- _STATED PROBLEM_
From the listing below, pull out every line where the string "鲜花速递" appears.

- _INPUT ROWS_

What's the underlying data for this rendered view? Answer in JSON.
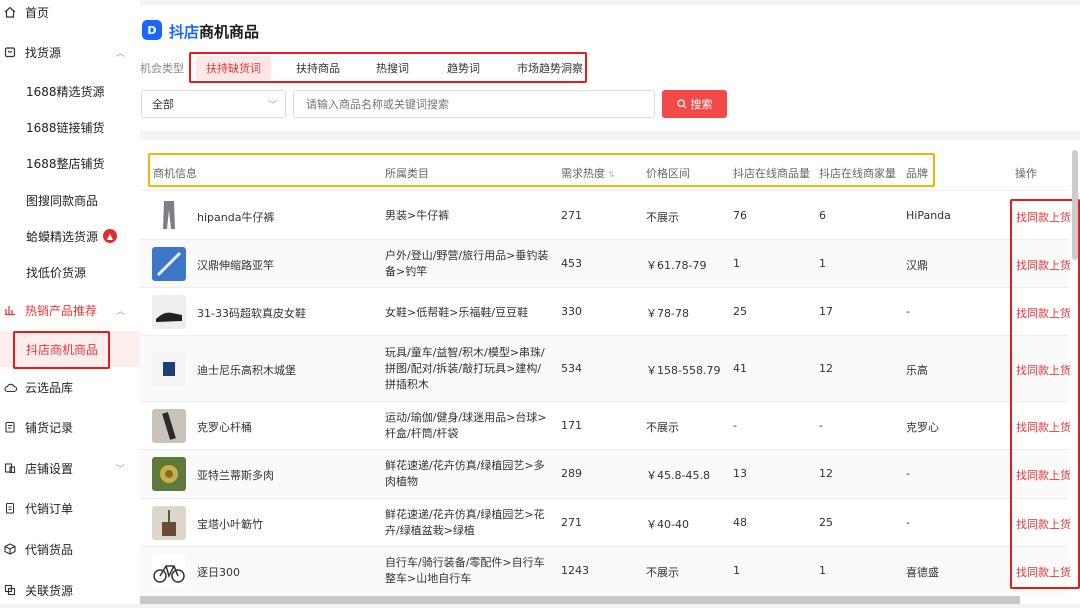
{
  "sidebar": {
    "items": [
      {
        "label": "首页",
        "icon": "home-icon"
      },
      {
        "label": "找货源",
        "icon": "source-icon"
      },
      {
        "label": "1688精选货源"
      },
      {
        "label": "1688链接铺货"
      },
      {
        "label": "1688整店铺货"
      },
      {
        "label": "图搜同款商品"
      },
      {
        "label": "蛤蟆精选货源"
      },
      {
        "label": "找低价货源"
      },
      {
        "label": "热销产品推荐",
        "icon": "chart-icon"
      },
      {
        "label": "抖店商机商品"
      },
      {
        "label": "云选品库",
        "icon": "cloud-icon"
      },
      {
        "label": "铺货记录",
        "icon": "record-icon"
      },
      {
        "label": "店铺设置",
        "icon": "store-icon"
      },
      {
        "label": "代销订单",
        "icon": "order-icon"
      },
      {
        "label": "代销货品",
        "icon": "box-icon"
      },
      {
        "label": "关联货源",
        "icon": "link-icon"
      }
    ]
  },
  "page": {
    "logo_text": "D",
    "title_blue": "抖店",
    "title_rest": "商机商品",
    "filter_label": "机会类型",
    "tabs": [
      "扶持缺货词",
      "扶持商品",
      "热搜词",
      "趋势词",
      "市场趋势洞察"
    ],
    "select_value": "全部",
    "search_placeholder": "请输入商品名称或关键词搜索",
    "search_button": "搜索"
  },
  "table": {
    "headers": [
      "商机信息",
      "所属类目",
      "需求热度",
      "价格区间",
      "抖店在线商品量",
      "抖店在线商家量",
      "品牌",
      "操作"
    ],
    "rows": [
      {
        "name": "hipanda牛仔裤",
        "category": "男装>牛仔裤",
        "heat": "271",
        "price": "不展示",
        "products": "76",
        "merchants": "6",
        "brand": "HiPanda",
        "action": "找同款上货"
      },
      {
        "name": "汉鼎伸缩路亚竿",
        "category": "户外/登山/野营/旅行用品>垂钓装备>钓竿",
        "heat": "453",
        "price": "￥61.78-79",
        "products": "1",
        "merchants": "1",
        "brand": "汉鼎",
        "action": "找同款上货"
      },
      {
        "name": "31-33码超软真皮女鞋",
        "category": "女鞋>低帮鞋>乐福鞋/豆豆鞋",
        "heat": "330",
        "price": "￥78-78",
        "products": "25",
        "merchants": "17",
        "brand": "-",
        "action": "找同款上货"
      },
      {
        "name": "迪士尼乐高积木城堡",
        "category": "玩具/童车/益智/积木/模型>串珠/拼图/配对/拆装/敲打玩具>建构/拼插积木",
        "heat": "534",
        "price": "￥158-558.79",
        "products": "41",
        "merchants": "12",
        "brand": "乐高",
        "action": "找同款上货"
      },
      {
        "name": "克罗心杆桶",
        "category": "运动/瑜伽/健身/球迷用品>台球>杆盒/杆筒/杆袋",
        "heat": "171",
        "price": "不展示",
        "products": "-",
        "merchants": "-",
        "brand": "克罗心",
        "action": "找同款上货"
      },
      {
        "name": "亚特兰蒂斯多肉",
        "category": "鲜花速递/花卉仿真/绿植园艺>多肉植物",
        "heat": "289",
        "price": "￥45.8-45.8",
        "products": "13",
        "merchants": "12",
        "brand": "-",
        "action": "找同款上货"
      },
      {
        "name": "宝塔小叶簕竹",
        "category": "鲜花速递/花卉仿真/绿植园艺>花卉/绿植盆栽>绿植",
        "heat": "271",
        "price": "￥40-40",
        "products": "48",
        "merchants": "25",
        "brand": "-",
        "action": "找同款上货"
      },
      {
        "name": "逐日300",
        "category": "自行车/骑行装备/零配件>自行车整车>山地自行车",
        "heat": "1243",
        "price": "不展示",
        "products": "1",
        "merchants": "1",
        "brand": "喜德盛",
        "action": "找同款上货"
      }
    ]
  },
  "colors": {
    "accent": "#e5383b",
    "brand_blue": "#1a66ff",
    "highlight_red": "#e31c1c",
    "highlight_yellow": "#f2b705"
  }
}
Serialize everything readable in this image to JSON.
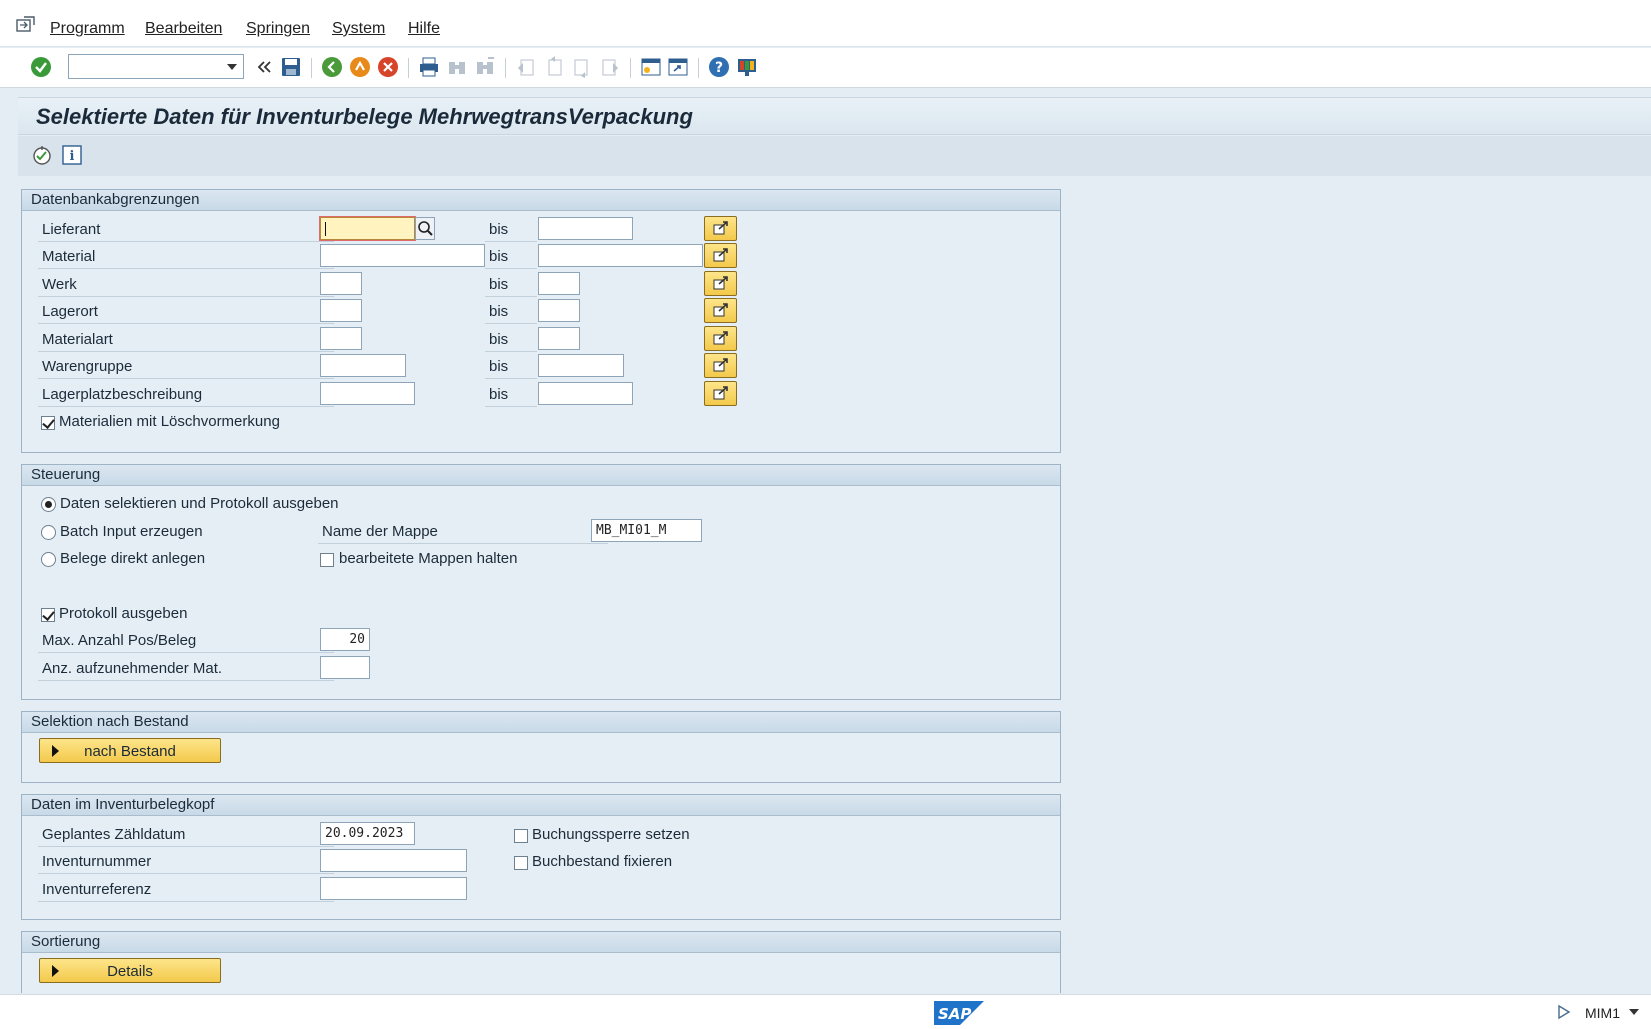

- _FINISHED EXERCISE_
        "category": "鲜花速递/花卉仿真/绿植园艺>多肉植物",
        "category": "鲜花速递/花卉仿真/绿植园艺>花卉/绿植盆栽>绿植",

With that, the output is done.